• Written request:
Which lines below hold the word "dass"? Report each one.

• Supplied information:
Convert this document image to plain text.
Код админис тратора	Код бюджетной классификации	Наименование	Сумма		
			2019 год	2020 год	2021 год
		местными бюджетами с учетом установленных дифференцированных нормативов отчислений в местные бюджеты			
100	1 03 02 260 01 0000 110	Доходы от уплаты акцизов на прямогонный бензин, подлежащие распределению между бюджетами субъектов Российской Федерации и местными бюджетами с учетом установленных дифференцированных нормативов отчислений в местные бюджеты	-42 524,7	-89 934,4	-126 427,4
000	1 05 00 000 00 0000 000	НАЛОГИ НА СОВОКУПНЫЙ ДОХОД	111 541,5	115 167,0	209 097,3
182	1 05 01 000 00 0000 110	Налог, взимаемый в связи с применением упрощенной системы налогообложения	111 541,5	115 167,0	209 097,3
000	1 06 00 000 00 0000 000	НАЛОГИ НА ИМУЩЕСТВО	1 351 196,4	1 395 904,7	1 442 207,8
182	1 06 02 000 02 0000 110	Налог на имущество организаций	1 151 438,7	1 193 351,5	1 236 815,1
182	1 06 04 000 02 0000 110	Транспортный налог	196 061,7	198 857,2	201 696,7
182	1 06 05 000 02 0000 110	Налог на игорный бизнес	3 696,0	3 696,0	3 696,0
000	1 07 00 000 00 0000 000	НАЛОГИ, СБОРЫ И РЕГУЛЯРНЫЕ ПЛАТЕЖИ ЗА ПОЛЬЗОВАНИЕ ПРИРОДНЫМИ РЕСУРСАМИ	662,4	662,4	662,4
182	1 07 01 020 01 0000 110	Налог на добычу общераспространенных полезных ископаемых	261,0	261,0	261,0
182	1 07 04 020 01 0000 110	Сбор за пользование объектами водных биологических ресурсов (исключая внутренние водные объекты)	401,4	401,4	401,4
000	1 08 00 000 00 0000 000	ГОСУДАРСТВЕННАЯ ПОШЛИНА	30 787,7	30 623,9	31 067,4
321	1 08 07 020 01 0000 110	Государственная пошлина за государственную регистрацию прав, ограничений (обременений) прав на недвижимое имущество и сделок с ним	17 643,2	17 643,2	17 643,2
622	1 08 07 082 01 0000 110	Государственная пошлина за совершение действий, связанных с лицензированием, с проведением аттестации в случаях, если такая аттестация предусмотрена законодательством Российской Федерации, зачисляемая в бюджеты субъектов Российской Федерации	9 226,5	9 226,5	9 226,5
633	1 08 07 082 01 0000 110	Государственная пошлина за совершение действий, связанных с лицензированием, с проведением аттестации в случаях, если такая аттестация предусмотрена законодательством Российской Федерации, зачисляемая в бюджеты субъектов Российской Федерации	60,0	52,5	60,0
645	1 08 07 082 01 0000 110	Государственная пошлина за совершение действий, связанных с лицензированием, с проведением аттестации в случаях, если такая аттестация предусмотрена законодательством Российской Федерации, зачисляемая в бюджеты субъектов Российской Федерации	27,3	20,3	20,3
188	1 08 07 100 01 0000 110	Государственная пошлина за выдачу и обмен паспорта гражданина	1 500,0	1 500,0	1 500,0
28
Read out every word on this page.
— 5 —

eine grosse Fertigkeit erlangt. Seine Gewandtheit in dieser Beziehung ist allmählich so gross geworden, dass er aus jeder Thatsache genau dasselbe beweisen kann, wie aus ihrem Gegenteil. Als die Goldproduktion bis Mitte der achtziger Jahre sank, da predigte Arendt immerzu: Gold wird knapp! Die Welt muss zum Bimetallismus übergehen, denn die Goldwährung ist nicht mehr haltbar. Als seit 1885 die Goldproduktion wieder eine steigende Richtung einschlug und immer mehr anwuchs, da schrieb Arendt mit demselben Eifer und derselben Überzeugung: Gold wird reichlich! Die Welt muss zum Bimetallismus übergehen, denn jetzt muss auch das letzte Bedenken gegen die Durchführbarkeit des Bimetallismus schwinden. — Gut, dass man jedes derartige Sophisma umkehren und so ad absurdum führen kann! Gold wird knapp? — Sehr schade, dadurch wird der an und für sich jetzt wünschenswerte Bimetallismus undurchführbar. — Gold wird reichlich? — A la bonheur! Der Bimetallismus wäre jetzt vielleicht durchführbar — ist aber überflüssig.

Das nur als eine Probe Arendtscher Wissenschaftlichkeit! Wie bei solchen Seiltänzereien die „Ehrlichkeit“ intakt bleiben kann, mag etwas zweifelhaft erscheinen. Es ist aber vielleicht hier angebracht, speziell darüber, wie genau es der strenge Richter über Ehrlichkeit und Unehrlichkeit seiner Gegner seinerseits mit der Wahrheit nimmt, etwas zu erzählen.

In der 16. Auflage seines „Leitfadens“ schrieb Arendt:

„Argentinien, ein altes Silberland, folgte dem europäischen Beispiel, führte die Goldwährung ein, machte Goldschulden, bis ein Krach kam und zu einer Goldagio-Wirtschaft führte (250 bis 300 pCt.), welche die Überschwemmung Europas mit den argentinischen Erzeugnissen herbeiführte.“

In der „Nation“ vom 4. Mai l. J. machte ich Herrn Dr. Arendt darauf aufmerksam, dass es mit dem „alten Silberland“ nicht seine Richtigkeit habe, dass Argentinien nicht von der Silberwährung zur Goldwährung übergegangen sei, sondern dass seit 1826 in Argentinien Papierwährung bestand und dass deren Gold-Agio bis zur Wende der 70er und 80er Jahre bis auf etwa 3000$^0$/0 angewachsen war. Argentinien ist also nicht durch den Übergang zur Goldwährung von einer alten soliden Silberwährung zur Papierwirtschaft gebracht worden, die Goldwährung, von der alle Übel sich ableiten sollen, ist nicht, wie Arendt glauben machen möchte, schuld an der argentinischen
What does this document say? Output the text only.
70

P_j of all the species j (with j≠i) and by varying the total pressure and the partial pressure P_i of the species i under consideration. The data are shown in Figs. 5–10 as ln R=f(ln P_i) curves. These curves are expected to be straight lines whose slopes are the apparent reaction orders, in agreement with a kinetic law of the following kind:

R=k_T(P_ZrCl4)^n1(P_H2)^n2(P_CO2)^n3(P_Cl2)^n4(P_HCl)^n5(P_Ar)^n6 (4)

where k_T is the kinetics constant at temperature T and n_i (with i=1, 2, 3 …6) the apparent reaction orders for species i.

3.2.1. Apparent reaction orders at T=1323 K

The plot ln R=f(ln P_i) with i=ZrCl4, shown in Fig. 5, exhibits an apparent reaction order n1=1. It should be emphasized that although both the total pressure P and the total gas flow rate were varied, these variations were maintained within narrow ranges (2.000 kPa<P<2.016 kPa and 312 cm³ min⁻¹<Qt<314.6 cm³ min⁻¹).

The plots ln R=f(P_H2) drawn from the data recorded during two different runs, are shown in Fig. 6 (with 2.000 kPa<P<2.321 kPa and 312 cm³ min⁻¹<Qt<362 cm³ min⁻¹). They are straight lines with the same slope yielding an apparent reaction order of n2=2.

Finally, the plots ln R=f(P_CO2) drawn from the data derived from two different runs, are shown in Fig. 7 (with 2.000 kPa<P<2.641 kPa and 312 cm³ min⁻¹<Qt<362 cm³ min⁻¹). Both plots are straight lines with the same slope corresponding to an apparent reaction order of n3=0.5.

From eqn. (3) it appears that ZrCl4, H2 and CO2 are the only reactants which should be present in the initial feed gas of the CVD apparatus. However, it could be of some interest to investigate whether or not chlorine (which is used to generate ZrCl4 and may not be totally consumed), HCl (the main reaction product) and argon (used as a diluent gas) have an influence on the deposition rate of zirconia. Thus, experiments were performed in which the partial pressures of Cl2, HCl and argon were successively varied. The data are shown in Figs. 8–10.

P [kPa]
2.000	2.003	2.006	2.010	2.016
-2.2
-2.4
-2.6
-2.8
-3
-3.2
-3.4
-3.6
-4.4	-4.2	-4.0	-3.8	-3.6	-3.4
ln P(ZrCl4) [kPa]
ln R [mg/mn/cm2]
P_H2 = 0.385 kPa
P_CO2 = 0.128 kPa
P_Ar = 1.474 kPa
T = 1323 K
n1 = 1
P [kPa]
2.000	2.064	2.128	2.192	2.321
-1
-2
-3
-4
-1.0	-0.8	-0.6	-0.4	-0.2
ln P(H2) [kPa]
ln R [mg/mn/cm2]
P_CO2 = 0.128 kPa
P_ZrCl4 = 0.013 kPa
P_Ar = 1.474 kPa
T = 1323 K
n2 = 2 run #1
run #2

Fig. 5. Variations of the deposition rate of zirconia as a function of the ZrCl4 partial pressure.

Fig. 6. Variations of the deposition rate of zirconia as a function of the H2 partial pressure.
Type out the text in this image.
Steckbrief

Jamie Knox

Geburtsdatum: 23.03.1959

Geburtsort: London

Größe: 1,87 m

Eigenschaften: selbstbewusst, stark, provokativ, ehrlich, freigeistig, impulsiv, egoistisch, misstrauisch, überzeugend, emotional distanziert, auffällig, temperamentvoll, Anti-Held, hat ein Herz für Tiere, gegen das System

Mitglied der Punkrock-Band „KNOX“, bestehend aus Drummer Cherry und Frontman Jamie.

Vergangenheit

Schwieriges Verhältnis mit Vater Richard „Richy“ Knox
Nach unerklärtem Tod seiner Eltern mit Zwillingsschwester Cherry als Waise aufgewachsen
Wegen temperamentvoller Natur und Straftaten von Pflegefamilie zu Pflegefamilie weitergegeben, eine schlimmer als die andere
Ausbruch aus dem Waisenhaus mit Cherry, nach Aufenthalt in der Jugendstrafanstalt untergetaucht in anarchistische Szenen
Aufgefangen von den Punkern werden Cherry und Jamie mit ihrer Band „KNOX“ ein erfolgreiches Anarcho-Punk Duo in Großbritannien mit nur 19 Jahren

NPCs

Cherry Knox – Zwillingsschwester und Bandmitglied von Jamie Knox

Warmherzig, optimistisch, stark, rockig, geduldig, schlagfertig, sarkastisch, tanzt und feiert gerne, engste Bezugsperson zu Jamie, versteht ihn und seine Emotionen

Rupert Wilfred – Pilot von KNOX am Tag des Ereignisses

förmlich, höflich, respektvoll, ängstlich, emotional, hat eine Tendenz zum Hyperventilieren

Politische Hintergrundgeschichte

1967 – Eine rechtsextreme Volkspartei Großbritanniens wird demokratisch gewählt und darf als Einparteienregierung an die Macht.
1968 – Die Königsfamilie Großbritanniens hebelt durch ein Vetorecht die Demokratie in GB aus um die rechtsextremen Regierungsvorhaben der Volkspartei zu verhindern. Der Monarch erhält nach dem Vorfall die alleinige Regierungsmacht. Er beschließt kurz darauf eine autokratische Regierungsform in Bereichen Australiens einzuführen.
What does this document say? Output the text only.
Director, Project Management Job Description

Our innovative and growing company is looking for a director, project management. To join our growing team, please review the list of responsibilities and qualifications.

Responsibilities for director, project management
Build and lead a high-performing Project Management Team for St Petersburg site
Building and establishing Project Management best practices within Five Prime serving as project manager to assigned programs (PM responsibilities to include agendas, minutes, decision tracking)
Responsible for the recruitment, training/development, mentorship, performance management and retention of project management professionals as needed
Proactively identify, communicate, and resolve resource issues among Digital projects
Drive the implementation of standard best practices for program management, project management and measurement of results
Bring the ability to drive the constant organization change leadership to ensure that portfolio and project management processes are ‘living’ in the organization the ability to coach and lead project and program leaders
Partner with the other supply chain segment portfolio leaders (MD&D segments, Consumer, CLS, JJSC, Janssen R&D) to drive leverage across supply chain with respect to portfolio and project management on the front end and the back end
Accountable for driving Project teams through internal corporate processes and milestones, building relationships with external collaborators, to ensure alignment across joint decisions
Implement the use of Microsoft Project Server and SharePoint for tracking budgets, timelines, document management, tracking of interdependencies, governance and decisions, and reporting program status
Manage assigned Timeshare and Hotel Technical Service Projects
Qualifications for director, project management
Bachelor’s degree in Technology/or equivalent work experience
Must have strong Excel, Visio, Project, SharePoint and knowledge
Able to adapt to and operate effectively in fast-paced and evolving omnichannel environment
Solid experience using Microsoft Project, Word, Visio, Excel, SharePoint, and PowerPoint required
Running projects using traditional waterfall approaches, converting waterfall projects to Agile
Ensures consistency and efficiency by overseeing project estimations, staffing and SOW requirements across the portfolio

• Response for this exercise:
eine grosse Fertigkeit erlangt. Seine Gewandtheit in dieser Beziehung ist allmählich so gross geworden, dass er aus jeder Thatsache genau dasselbe beweisen kann, wie aus ihrem Gegenteil. Als die Goldproduktion bis Mitte der achtziger Jahre sank, da predigte Arendt immerzu: Gold wird knapp! Die Welt muss zum Bimetallismus übergehen, denn die Goldwährung ist nicht mehr haltbar. Als seit 1885 die Goldproduktion wieder eine steigende Richtung einschlug und immer mehr anwuchs, da schrieb Arendt mit demselben Eifer und derselben Überzeugung: Gold wird reichlich! Die Welt muss zum Bimetallismus übergehen, denn jetzt muss auch das letzte Bedenken gegen die Durchführbarkeit des Bimetallismus schwinden. — Gut, dass man jedes derartige Sophisma umkehren und so ad absurdum führen kann! Gold wird knapp? — Sehr schade, dadurch wird der an und für sich jetzt wünschenswerte Bimetallismus undurchführbar. — Gold wird reichlich? — A la bonheur! Der Bimetallismus wäre jetzt vielleicht durchführbar — ist aber überflüssig.
In der „Nation“ vom 4. Mai l. J. machte ich Herrn Dr. Arendt darauf aufmerksam, dass es mit dem „alten Silberland“ nicht seine Richtigkeit habe, dass Argentinien nicht von der Silberwährung zur Goldwährung übergegangen sei, sondern dass seit 1826 in Argentinien Papierwährung bestand und dass deren Gold-Agio bis zur Wende der 70er und 80er Jahre bis auf etwa 3000$^0$/0 angewachsen war. Argentinien ist also nicht durch den Übergang zur Goldwährung von einer alten soliden Silberwährung zur Papierwirtschaft gebracht worden, die Goldwährung, von der alle Übel sich ableiten sollen, ist nicht, wie Arendt glauben machen möchte, schuld an der argentinischen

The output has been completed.